- Exercise description
Exactly as written, retype the listing below, omitting the pictures.

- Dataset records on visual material
◆ ◆ ◆ ◆

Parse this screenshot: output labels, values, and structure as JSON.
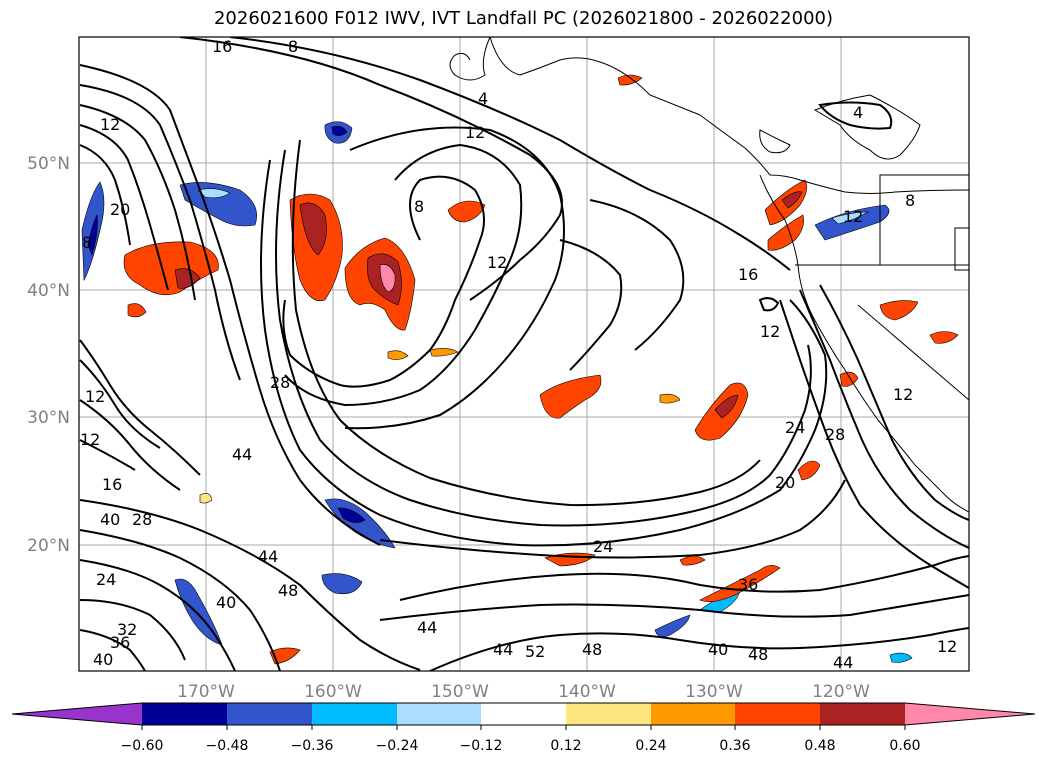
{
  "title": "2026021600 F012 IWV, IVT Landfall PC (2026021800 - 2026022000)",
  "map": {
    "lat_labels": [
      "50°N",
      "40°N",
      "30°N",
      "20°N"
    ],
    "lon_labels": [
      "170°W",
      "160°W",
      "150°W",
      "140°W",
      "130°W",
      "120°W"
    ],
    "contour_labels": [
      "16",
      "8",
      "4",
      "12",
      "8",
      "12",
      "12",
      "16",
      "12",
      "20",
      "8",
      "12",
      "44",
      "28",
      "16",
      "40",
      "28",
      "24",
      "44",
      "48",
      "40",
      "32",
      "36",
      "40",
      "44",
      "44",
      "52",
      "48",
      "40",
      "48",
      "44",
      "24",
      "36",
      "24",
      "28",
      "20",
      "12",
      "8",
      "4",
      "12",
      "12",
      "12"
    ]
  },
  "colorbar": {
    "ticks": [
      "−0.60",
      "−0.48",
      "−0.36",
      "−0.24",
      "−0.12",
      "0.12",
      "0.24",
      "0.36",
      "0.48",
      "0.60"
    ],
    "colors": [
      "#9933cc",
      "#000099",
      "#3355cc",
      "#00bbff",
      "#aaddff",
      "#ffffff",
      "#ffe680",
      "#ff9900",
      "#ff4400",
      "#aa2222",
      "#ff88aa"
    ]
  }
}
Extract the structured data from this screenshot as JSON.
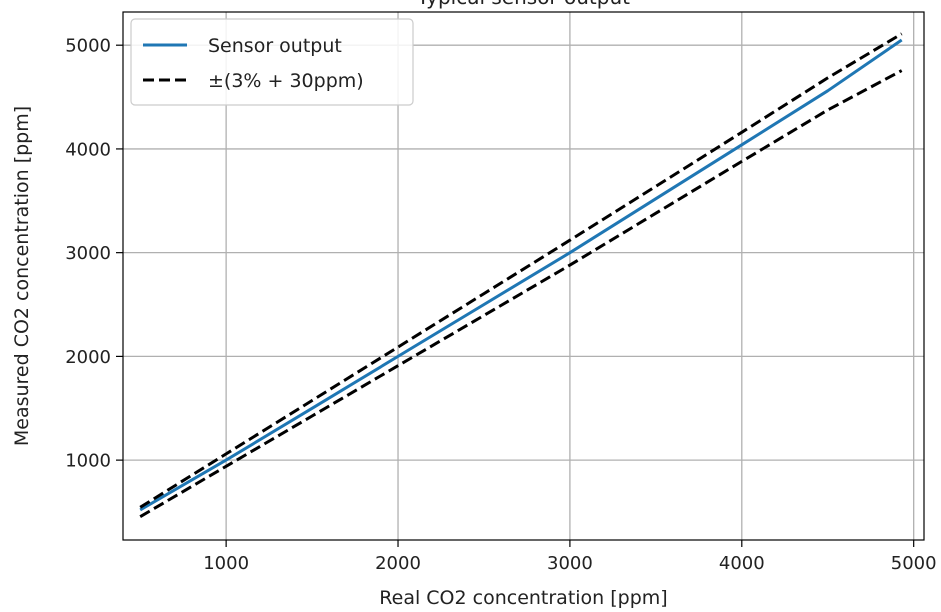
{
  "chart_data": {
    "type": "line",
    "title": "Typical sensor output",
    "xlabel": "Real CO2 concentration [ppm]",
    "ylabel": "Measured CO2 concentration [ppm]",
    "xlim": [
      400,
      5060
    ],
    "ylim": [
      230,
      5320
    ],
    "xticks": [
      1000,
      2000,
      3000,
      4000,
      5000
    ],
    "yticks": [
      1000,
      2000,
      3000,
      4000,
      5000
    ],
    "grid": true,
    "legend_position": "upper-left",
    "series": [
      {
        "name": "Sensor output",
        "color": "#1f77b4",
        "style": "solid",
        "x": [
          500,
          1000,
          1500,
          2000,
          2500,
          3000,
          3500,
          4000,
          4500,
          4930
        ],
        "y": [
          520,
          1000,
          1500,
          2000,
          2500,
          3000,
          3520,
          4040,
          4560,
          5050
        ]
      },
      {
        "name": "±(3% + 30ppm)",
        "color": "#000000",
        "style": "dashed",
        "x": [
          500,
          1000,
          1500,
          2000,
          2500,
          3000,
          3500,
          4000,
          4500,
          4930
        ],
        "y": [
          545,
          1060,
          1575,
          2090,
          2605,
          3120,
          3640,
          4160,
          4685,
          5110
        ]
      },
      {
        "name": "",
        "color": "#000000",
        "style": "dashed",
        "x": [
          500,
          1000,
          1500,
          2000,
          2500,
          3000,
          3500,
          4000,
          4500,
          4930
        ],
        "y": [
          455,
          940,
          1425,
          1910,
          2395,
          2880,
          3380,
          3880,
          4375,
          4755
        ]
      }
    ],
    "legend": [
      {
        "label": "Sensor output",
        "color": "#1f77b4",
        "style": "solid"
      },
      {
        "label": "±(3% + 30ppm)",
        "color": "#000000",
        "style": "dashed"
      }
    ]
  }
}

◆ ◆ ◆ ◆

- Response
Parse this screenshot: output labels, values, and structure as JSON.
{
  "title": "2026021600 F012 IWV, IVT Landfall PC (2026021800 - 2026022000)",
  "map": {
    "lat_labels": [
      "50°N",
      "40°N",
      "30°N",
      "20°N"
    ],
    "lon_labels": [
      "170°W",
      "160°W",
      "150°W",
      "140°W",
      "130°W",
      "120°W"
    ],
    "contour_labels": [
      "16",
      "8",
      "4",
      "12",
      "8",
      "12",
      "12",
      "16",
      "12",
      "20",
      "8",
      "12",
      "44",
      "28",
      "16",
      "40",
      "28",
      "24",
      "44",
      "48",
      "40",
      "32",
      "36",
      "40",
      "44",
      "44",
      "52",
      "48",
      "40",
      "48",
      "44",
      "24",
      "36",
      "24",
      "28",
      "20",
      "12",
      "8",
      "4",
      "12",
      "12",
      "12"
    ]
  },
  "colorbar": {
    "ticks": [
      "−0.60",
      "−0.48",
      "−0.36",
      "−0.24",
      "−0.12",
      "0.12",
      "0.24",
      "0.36",
      "0.48",
      "0.60"
    ],
    "colors": [
      "#9933cc",
      "#000099",
      "#3355cc",
      "#00bbff",
      "#aaddff",
      "#ffffff",
      "#ffe680",
      "#ff9900",
      "#ff4400",
      "#aa2222",
      "#ff88aa"
    ]
  }
}
Extract the structured data from this screenshot as JSON.
{
  "chart_data": {
    "type": "line",
    "title": "Typical sensor output",
    "xlabel": "Real CO2 concentration [ppm]",
    "ylabel": "Measured CO2 concentration [ppm]",
    "xlim": [
      400,
      5060
    ],
    "ylim": [
      230,
      5320
    ],
    "xticks": [
      1000,
      2000,
      3000,
      4000,
      5000
    ],
    "yticks": [
      1000,
      2000,
      3000,
      4000,
      5000
    ],
    "grid": true,
    "legend_position": "upper-left",
    "series": [
      {
        "name": "Sensor output",
        "color": "#1f77b4",
        "style": "solid",
        "x": [
          500,
          1000,
          1500,
          2000,
          2500,
          3000,
          3500,
          4000,
          4500,
          4930
        ],
        "y": [
          520,
          1000,
          1500,
          2000,
          2500,
          3000,
          3520,
          4040,
          4560,
          5050
        ]
      },
      {
        "name": "±(3% + 30ppm)",
        "color": "#000000",
        "style": "dashed",
        "x": [
          500,
          1000,
          1500,
          2000,
          2500,
          3000,
          3500,
          4000,
          4500,
          4930
        ],
        "y": [
          545,
          1060,
          1575,
          2090,
          2605,
          3120,
          3640,
          4160,
          4685,
          5110
        ]
      },
      {
        "name": "",
        "color": "#000000",
        "style": "dashed",
        "x": [
          500,
          1000,
          1500,
          2000,
          2500,
          3000,
          3500,
          4000,
          4500,
          4930
        ],
        "y": [
          455,
          940,
          1425,
          1910,
          2395,
          2880,
          3380,
          3880,
          4375,
          4755
        ]
      }
    ],
    "legend": [
      {
        "label": "Sensor output",
        "color": "#1f77b4",
        "style": "solid"
      },
      {
        "label": "±(3% + 30ppm)",
        "color": "#000000",
        "style": "dashed"
      }
    ]
  }
}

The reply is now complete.